:: SUPPLIED TEXT ::
------------------------------------------------

In [11]:
# Dependencies
# ! pip install googletrans
# ! pip install google_trans_new

import pandas as pd
import numpy as np
from google_trans_new import google_trans_new # google translate api (https://github.com/lushan88a/google_trans_new)

import os
os.chdir("/Users/Tosan.Johnson/Personal Projects/Kaggle Projects/Predict Future Sales") # changing working directory
from IPython.core.interactiveshell import InteractiveShell # allows multiple outputs per cell
InteractiveShell.ast_node_interactivity = "all"

In [12]:
# Read in data
df_icats = pd.read_csv('data/item_categories.csv')
df_items = pd.read_csv('data/items.csv')
df_sales = pd.read_csv('data/sales_train.csv')
df_shops = pd.read_csv('data/shops.csv')


## Initial Data Read

In [13]:
# Getting shapes for the tables
data_vars = [df_icats, df_items, df_sales, df_shops]
data_names = ["item categories", "items",'sales_train','shops']
data = zip(data_names, data_vars)
{name: df.shape for name,df in data}

{'item categories': (84, 2),
 'items': (22170, 3),
 'sales_train': (2935849, 6),
 'shops': (60, 2)}

There are a couple columns in different tables that have columns in russian. I'm using google translator to convert them to english. 

In [54]:
""" 
Purpose - Appends a column that translates a column in a table from some language to english
data_col_dict - dictionary{col_name:dataframe}
RETURNS - List of dataframes with english columns appended to dataframe(s) 
"""
def translate_cols(data_col_dict):
    translator = google_trans_new.google_translator()

------------------------------------------------

:: INFORMATION SHOWN ::
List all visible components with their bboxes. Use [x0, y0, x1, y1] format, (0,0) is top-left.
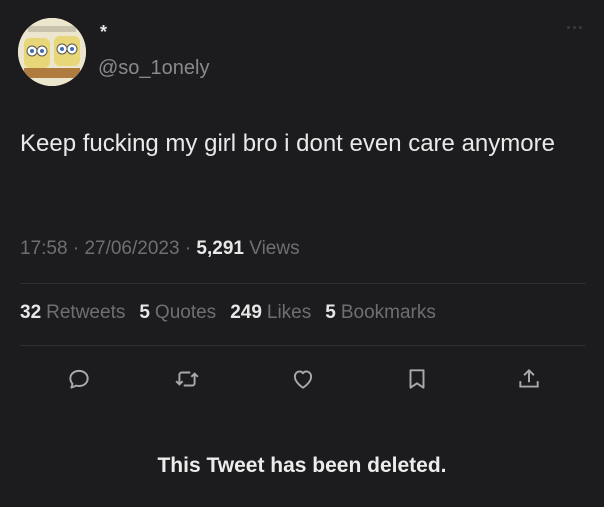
bookmarks-stat[interactable]: 5 Bookmarks: [325, 302, 436, 324]
bookmarks-label: Bookmarks: [340, 302, 436, 323]
bookmark-icon: [409, 369, 425, 389]
like-button[interactable]: [286, 362, 320, 396]
quotes-label: Quotes: [154, 302, 217, 323]
tweet-date[interactable]: 27/06/2023: [84, 238, 179, 259]
display-name[interactable]: *: [100, 22, 107, 43]
views-count: 5,291: [196, 238, 244, 259]
views-label: Views: [249, 238, 300, 259]
divider: [20, 283, 586, 284]
retweets-stat[interactable]: 32 Retweets: [20, 302, 125, 324]
likes-count: 249: [230, 302, 262, 323]
share-button[interactable]: [512, 362, 546, 396]
quotes-count: 5: [139, 302, 150, 323]
deleted-notice: This Tweet has been deleted.: [157, 454, 447, 477]
reply-icon: [69, 369, 89, 389]
more-dot: [573, 26, 576, 29]
likes-label: Likes: [266, 302, 312, 323]
action-bar: [0, 362, 604, 396]
more-icon[interactable]: [567, 26, 582, 29]
bookmarks-count: 5: [325, 302, 336, 323]
likes-stat[interactable]: 249 Likes: [230, 302, 311, 324]
meta-separator: ·: [72, 238, 85, 259]
quotes-stat[interactable]: 5 Quotes: [139, 302, 216, 324]
user-handle[interactable]: @so_1onely: [98, 57, 209, 80]
tweet-time[interactable]: 17:58: [20, 238, 68, 259]
retweets-label: Retweets: [46, 302, 126, 323]
avatar-image: [18, 18, 86, 86]
retweets-count: 32: [20, 302, 42, 323]
bookmark-button[interactable]: [400, 362, 434, 396]
more-dot: [567, 26, 570, 29]
heart-icon: [293, 370, 313, 389]
retweet-button[interactable]: [170, 362, 204, 396]
retweet-icon: [175, 371, 199, 387]
avatar[interactable]: [18, 18, 86, 86]
divider: [20, 345, 586, 346]
more-dot: [579, 26, 582, 29]
tweet-meta: 17:58 · 27/06/2023 · 5,291 Views: [20, 238, 300, 260]
share-icon: [519, 368, 539, 388]
engagement-stats: 32 Retweets 5 Quotes 249 Likes 5 Bookmarks: [20, 302, 436, 324]
meta-separator: ·: [184, 238, 197, 259]
tweet-text: Keep fucking my girl bro i dont even car…: [20, 130, 555, 157]
reply-button[interactable]: [62, 362, 96, 396]
tweet-card: * @so_1onely Keep fucking my girl bro i …: [0, 0, 604, 507]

------------------------------------------------

:: EXERCISE REQUIREMENTS ::
- a) Answer these questions about the notebook, one per line, with each answer marked the same way:
(i) How many rows does the sales_train table have?
(ii) Which Python package is imported to translate columns?
(iii) What language are some of the columns in?
- b) Reproduce the notebook's text starting with "There are a" and going on through "appended to dataframe(s)", swapping "russian" for "Spanish".

:: RESPONSES PER TASK ::
- a)
(i) 2935849
(ii) google_trans_new
(iii) Russian

- b)
There are a couple columns in different tables that have columns in Spanish. I'm using google translator to convert them to english. 

In [54]:
""" 
Purpose - Appends a column that translates a column in a table from some language to english
data_col_dict - dictionary{col_name:dataframe}
RETURNS - List of dataframes with english columns appended to dataframe(s)